══ Bagian Dokumen
Analisis Karakteristik Busur Api Listrik Tegangan Rendah
pada Hubung Singkat Langsung melalui Sinkronisasi Penginderaan Termal Bunga Api
dan Arus Hubung Singkat
Abstrak
Salah satu bahaya yang bisa timbul
akibat penggunaan listrik adalah gangguan hubung singkat yang bisa menimbulkan
busur api listrik dan memicu terjadinya kebakaran. Kasus kebakaran yang
disebabkan oleh hubung singkat listrik pada tegangan rendah meningkat setiap
tahun. Pada beberapa kasus, kebakaran pada instalasi tegangan rendah disebabkan
oleh adanya gangguan hubung singkat yang tidak menyebabkan putusnya fuse
pengaman atau breaker yang diawali dengan munculnya busur api listrik. Dalam
eksperimen ini akan dilakukan simulasi kejadian hubung singkat pada kabel
serabut tegangan rendah ukuran 1.5mm2, dengan variasi jumlah serabut yang
mengalami kontak. Ketika busur api listrik terjadi, arus dan tegangan busur api
akan direkam. Selain itu, dalam waktu yang sama, proses terjadinya busur api
listrik akan direkam melalui kamera termal. Hasil sinkronisasi ini akan
dianalisa, sehingga dapat menghasilkan suhu maksimum busur api, data luas busur
api, waktu peluruhan suhu busur api, arus maksimum ketika terjadi busur api,
dan durasi terjadinya gangguan hubung singkat.
════
• Tugas yang Dikerjakan:
**A.** Tolong tuliskan ulang seluruh abstrak tentang busur api listrik di atas tanpa mengubah satu kata pun.
**B.** Ambil dari daftar di bawah bagian mulai dari baris yang memuat "Patent image size: (1477, 1059)." sampai dengan baris yang memuat "The lamp terminal", termasuk kedua baris itu. Salin hanya baris-baris tersebut tanpa perubahan.
══ Entri Hasil Ekstraksi
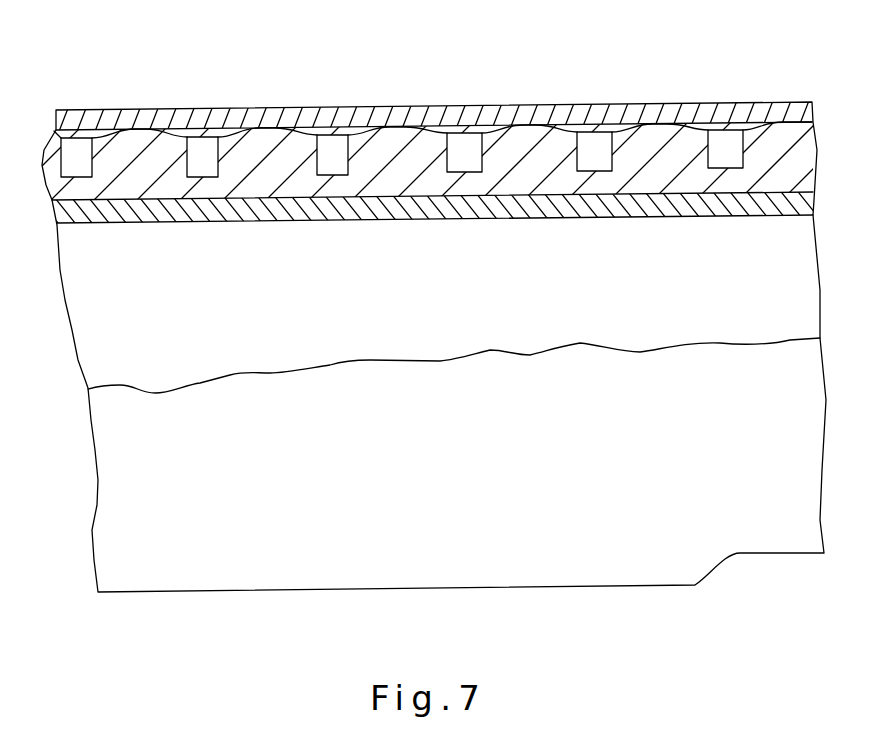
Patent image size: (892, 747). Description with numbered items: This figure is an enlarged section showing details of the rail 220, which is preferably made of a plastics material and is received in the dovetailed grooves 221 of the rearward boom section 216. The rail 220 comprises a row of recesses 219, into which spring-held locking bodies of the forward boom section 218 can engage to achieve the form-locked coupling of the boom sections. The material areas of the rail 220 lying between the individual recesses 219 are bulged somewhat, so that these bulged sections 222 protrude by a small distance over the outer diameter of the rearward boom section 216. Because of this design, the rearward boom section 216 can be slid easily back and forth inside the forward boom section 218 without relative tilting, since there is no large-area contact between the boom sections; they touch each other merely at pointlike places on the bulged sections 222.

The rearward boom section 216 is at (712, 207).
The forward boom section 218 is at (746, 103).
The recesses 219 is at (212, 167).
The rail 220 is at (275, 183).
The dovetailed grooves 221 is at (336, 200).
The bulged sections 222 is at (527, 143).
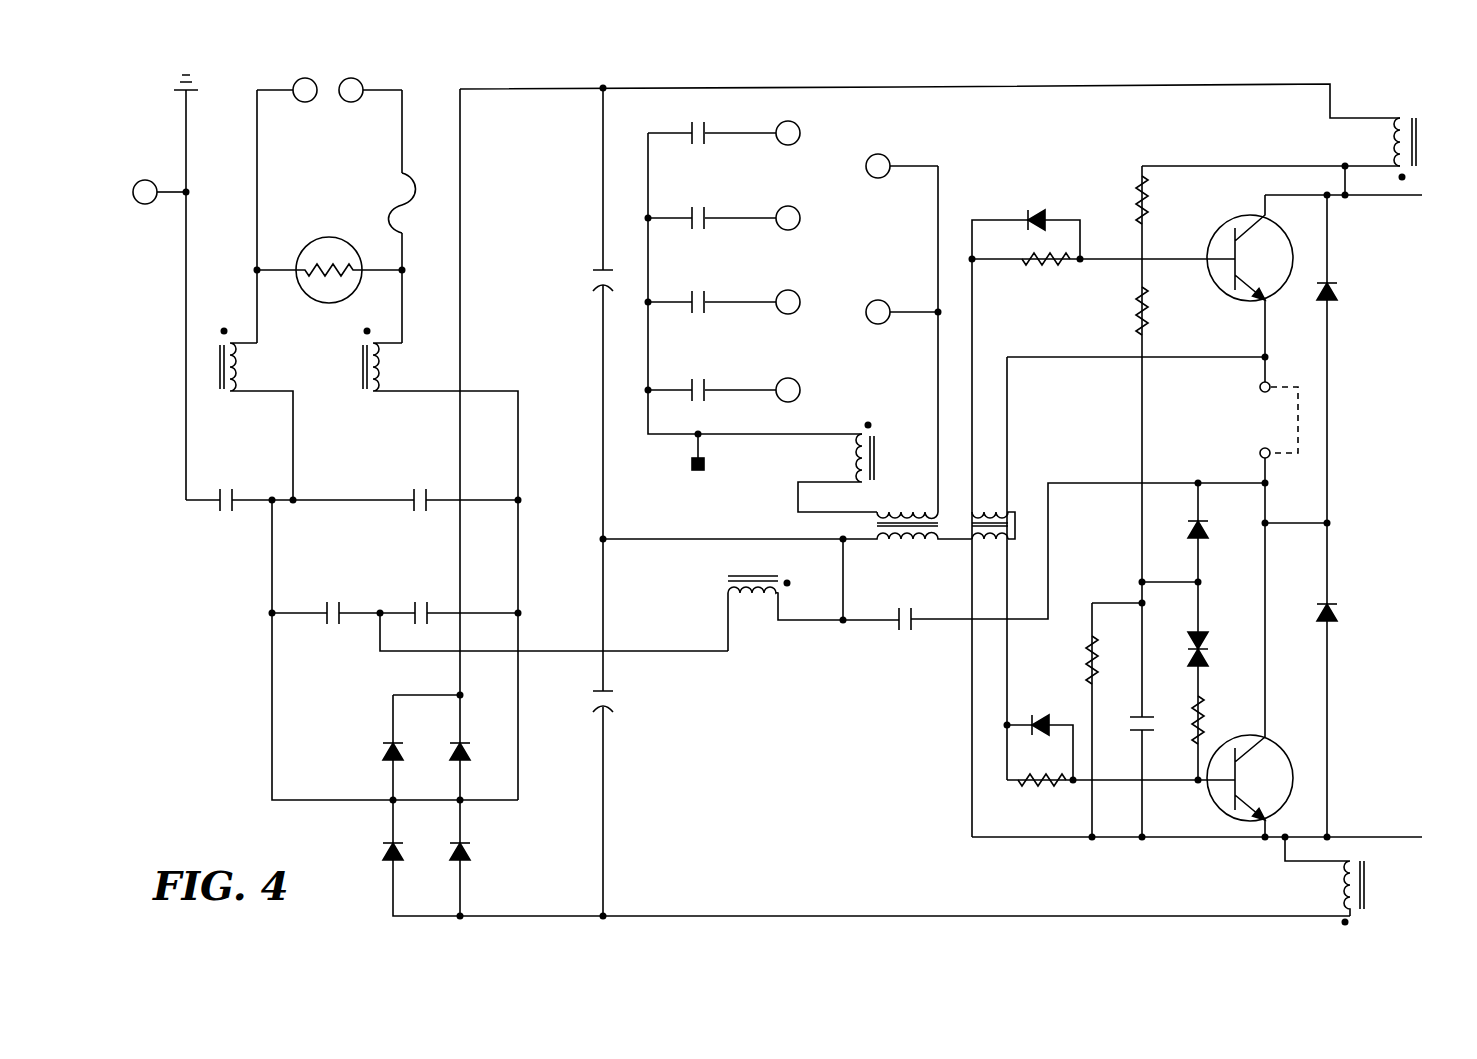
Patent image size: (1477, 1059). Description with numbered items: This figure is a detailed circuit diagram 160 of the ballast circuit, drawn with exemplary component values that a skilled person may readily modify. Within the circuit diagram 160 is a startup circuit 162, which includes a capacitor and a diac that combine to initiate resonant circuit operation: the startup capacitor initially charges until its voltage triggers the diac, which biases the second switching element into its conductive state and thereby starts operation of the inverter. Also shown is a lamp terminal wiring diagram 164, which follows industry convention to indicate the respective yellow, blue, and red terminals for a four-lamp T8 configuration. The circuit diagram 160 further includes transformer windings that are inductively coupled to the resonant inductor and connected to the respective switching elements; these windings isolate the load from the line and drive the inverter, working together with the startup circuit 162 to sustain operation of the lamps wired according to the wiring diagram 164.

The detailed circuit diagram 160 is at (819, 80).
The startup circuit 162 is at (1078, 536).
The lamp terminal wiring diagram 164 is at (845, 254).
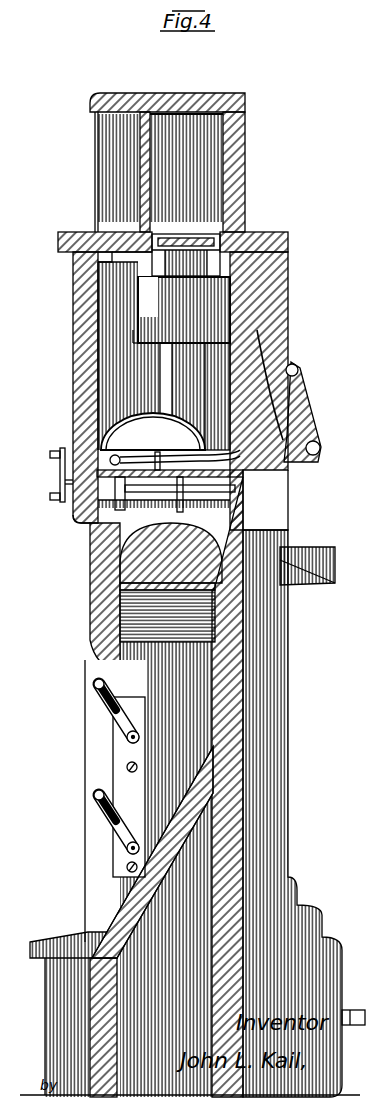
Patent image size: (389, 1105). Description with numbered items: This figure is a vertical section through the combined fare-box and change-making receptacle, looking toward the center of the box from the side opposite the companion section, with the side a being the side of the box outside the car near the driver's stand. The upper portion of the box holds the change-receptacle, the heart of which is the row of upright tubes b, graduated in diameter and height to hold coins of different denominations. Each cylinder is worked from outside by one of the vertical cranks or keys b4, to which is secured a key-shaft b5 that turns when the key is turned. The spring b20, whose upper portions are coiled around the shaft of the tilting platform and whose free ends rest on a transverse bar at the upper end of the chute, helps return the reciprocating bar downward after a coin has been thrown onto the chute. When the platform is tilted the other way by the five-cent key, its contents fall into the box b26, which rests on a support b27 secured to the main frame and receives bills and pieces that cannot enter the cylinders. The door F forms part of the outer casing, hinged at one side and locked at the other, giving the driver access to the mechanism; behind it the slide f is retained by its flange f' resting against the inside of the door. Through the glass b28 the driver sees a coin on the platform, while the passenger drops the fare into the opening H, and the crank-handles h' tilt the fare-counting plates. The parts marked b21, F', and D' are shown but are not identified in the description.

The glass b28 is at (140, 138).
The spring b20 is at (125, 229).
The valve b21 is at (196, 233).
The slide f is at (158, 242).
The flange f' is at (89, 263).
The box b26 is at (145, 293).
The support b27 is at (133, 341).
The side a is at (74, 376).
The chamber lining F' is at (89, 356).
The upright tubes b is at (184, 396).
The door F is at (153, 431).
The opening H is at (298, 433).
The vertical cranks or keys b4 is at (54, 475).
The key-shaft b5 is at (78, 510).
The clamp plate D' is at (320, 566).
The crank-handles h' is at (101, 778).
════
• Jawaban Tugas:
**A.**
Analisis Karakteristik Busur Api Listrik Tegangan Rendah
pada Hubung Singkat Langsung melalui Sinkronisasi Penginderaan Termal Bunga Api
dan Arus Hubung Singkat
Abstrak
Salah satu bahaya yang bisa timbul
akibat penggunaan listrik adalah gangguan hubung singkat yang bisa menimbulkan
busur api listrik dan memicu terjadinya kebakaran. Kasus kebakaran yang
disebabkan oleh hubung singkat listrik pada tegangan rendah meningkat setiap
tahun. Pada beberapa kasus, kebakaran pada instalasi tegangan rendah disebabkan
oleh adanya gangguan hubung singkat yang tidak menyebabkan putusnya fuse
pengaman atau breaker yang diawali dengan munculnya busur api listrik. Dalam
eksperimen ini akan dilakukan simulasi kejadian hubung singkat pada kabel
serabut tegangan rendah ukuran 1.5mm2, dengan variasi jumlah serabut yang
mengalami kontak. Ketika busur api listrik terjadi, arus dan tegangan busur api
akan direkam. Selain itu, dalam waktu yang sama, proses terjadinya busur api
listrik akan direkam melalui kamera termal. Hasil sinkronisasi ini akan
dianalisa, sehingga dapat menghasilkan suhu maksimum busur api, data luas busur
api, waktu peluruhan suhu busur api, arus maksimum ketika terjadi busur api,
dan durasi terjadinya gangguan hubung singkat.

**B.**
Patent image size: (1477, 1059). Description with numbered items: This figure is a detailed circuit diagram 160 of the ballast circuit, drawn with exemplary component values that a skilled person may readily modify. Within the circuit diagram 160 is a startup circuit 162, which includes a capacitor and a diac that combine to initiate resonant circuit operation: the startup capacitor initially charges until its voltage triggers the diac, which biases the second switching element into its conductive state and thereby starts operation of the inverter. Also shown is a lamp terminal wiring diagram 164, which follows industry convention to indicate the respective yellow, blue, and red terminals for a four-lamp T8 configuration. The circuit diagram 160 further includes transformer windings that are inductively coupled to the resonant inductor and connected to the respective switching elements; these windings isolate the load from the line and drive the inverter, working together with the startup circuit 162 to sustain operation of the lamps wired according to the wiring diagram 164.

The detailed circuit diagram 160 is at (819, 80).
The startup circuit 162 is at (1078, 536).
The lamp terminal wiring diagram 164 is at (845, 254).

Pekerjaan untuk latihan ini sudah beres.